Stored items from a collection
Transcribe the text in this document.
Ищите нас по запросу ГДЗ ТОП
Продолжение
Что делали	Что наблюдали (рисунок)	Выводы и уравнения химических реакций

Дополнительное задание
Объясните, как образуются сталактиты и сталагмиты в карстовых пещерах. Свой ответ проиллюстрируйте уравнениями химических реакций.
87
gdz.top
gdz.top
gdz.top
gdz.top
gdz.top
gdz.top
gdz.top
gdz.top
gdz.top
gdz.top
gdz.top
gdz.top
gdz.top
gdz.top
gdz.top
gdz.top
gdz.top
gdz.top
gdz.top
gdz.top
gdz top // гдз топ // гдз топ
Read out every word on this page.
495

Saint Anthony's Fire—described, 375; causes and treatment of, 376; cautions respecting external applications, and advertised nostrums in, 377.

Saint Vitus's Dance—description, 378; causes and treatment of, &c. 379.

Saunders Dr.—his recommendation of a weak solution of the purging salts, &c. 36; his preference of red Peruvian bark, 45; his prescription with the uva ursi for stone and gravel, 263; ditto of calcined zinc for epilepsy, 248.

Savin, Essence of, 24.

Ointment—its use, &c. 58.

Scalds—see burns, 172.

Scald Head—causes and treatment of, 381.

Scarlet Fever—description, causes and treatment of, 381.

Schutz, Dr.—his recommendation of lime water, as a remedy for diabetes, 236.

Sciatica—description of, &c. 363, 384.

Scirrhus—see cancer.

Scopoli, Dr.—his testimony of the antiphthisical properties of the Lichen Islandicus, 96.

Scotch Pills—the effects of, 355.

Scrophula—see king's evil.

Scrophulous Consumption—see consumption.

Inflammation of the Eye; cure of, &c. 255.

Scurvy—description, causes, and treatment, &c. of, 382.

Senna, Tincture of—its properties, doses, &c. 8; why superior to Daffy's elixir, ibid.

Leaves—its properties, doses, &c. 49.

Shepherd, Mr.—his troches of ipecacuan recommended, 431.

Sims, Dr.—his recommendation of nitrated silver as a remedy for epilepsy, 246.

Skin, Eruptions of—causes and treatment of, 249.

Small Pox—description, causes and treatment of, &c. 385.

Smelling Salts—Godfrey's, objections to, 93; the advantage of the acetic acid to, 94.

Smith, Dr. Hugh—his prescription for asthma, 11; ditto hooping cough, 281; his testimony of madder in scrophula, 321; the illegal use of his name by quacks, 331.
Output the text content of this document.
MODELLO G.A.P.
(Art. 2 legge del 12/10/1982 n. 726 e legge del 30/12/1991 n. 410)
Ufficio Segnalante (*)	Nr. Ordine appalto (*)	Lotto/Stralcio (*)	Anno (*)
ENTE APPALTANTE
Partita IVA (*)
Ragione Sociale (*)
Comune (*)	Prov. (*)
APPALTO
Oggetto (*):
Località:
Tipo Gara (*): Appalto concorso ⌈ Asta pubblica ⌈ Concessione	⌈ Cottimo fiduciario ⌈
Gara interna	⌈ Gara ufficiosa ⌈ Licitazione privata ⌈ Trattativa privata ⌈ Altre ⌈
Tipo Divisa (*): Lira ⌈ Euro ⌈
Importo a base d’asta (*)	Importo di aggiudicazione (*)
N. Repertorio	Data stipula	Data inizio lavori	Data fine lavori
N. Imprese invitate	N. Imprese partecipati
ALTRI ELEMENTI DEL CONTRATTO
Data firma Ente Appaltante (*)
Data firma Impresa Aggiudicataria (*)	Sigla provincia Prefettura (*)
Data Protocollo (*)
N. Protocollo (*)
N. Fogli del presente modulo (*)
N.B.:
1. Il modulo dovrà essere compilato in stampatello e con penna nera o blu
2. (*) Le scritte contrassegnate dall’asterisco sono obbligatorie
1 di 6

▸ **Required work**: Repeat every line of the material exactly as given.

▸ **Exercise output**:
Transcribe the text in this document.
Ищите нас по запросу ГДЗ ТОП
Продолжение
Что делали	Что наблюдали (рисунок)	Выводы и уравнения химических реакций

Дополнительное задание
Объясните, как образуются сталактиты и сталагмиты в карстовых пещерах. Свой ответ проиллюстрируйте уравнениями химических реакций.
87
gdz.top
gdz.top
gdz.top
gdz.top
gdz.top
gdz.top
gdz.top
gdz.top
gdz.top
gdz.top
gdz.top
gdz.top
gdz.top
gdz.top
gdz.top
gdz.top
gdz.top
gdz.top
gdz.top
gdz.top
gdz top // гдз топ // гдз топ
Read out every word on this page.
495

Saint Anthony's Fire—described, 375; causes and treatment of, 376; cautions respecting external applications, and advertised nostrums in, 377.

Saint Vitus's Dance—description, 378; causes and treatment of, &c. 379.

Saunders Dr.—his recommendation of a weak solution of the purging salts, &c. 36; his preference of red Peruvian bark, 45; his prescription with the uva ursi for stone and gravel, 263; ditto of calcined zinc for epilepsy, 248.

Savin, Essence of, 24.

Ointment—its use, &c. 58.

Scalds—see burns, 172.

Scald Head—causes and treatment of, 381.

Scarlet Fever—description, causes and treatment of, 381.

Schutz, Dr.—his recommendation of lime water, as a remedy for diabetes, 236.

Sciatica—description of, &c. 363, 384.

Scirrhus—see cancer.

Scopoli, Dr.—his testimony of the antiphthisical properties of the Lichen Islandicus, 96.

Scotch Pills—the effects of, 355.

Scrophula—see king's evil.

Scrophulous Consumption—see consumption.

Inflammation of the Eye; cure of, &c. 255.

Scurvy—description, causes, and treatment, &c. of, 382.

Senna, Tincture of—its properties, doses, &c. 8; why superior to Daffy's elixir, ibid.

Leaves—its properties, doses, &c. 49.

Shepherd, Mr.—his troches of ipecacuan recommended, 431.

Sims, Dr.—his recommendation of nitrated silver as a remedy for epilepsy, 246.

Skin, Eruptions of—causes and treatment of, 249.

Small Pox—description, causes and treatment of, &c. 385.

Smelling Salts—Godfrey's, objections to, 93; the advantage of the acetic acid to, 94.

Smith, Dr. Hugh—his prescription for asthma, 11; ditto hooping cough, 281; his testimony of madder in scrophula, 321; the illegal use of his name by quacks, 331.
Output the text content of this document.
MODELLO G.A.P.
(Art. 2 legge del 12/10/1982 n. 726 e legge del 30/12/1991 n. 410)
Ufficio Segnalante (*)	Nr. Ordine appalto (*)	Lotto/Stralcio (*)	Anno (*)
ENTE APPALTANTE
Partita IVA (*)
Ragione Sociale (*)
Comune (*)	Prov. (*)
APPALTO
Oggetto (*):
Località:
Tipo Gara (*): Appalto concorso ⌈ Asta pubblica ⌈ Concessione	⌈ Cottimo fiduciario ⌈
Gara interna	⌈ Gara ufficiosa ⌈ Licitazione privata ⌈ Trattativa privata ⌈ Altre ⌈
Tipo Divisa (*): Lira ⌈ Euro ⌈
Importo a base d’asta (*)	Importo di aggiudicazione (*)
N. Repertorio	Data stipula	Data inizio lavori	Data fine lavori
N. Imprese invitate	N. Imprese partecipati
ALTRI ELEMENTI DEL CONTRATTO
Data firma Ente Appaltante (*)
Data firma Impresa Aggiudicataria (*)	Sigla provincia Prefettura (*)
Data Protocollo (*)
N. Protocollo (*)
N. Fogli del presente modulo (*)
N.B.:
1. Il modulo dovrà essere compilato in stampatello e con penna nera o blu
2. (*) Le scritte contrassegnate dall’asterisco sono obbligatorie
1 di 6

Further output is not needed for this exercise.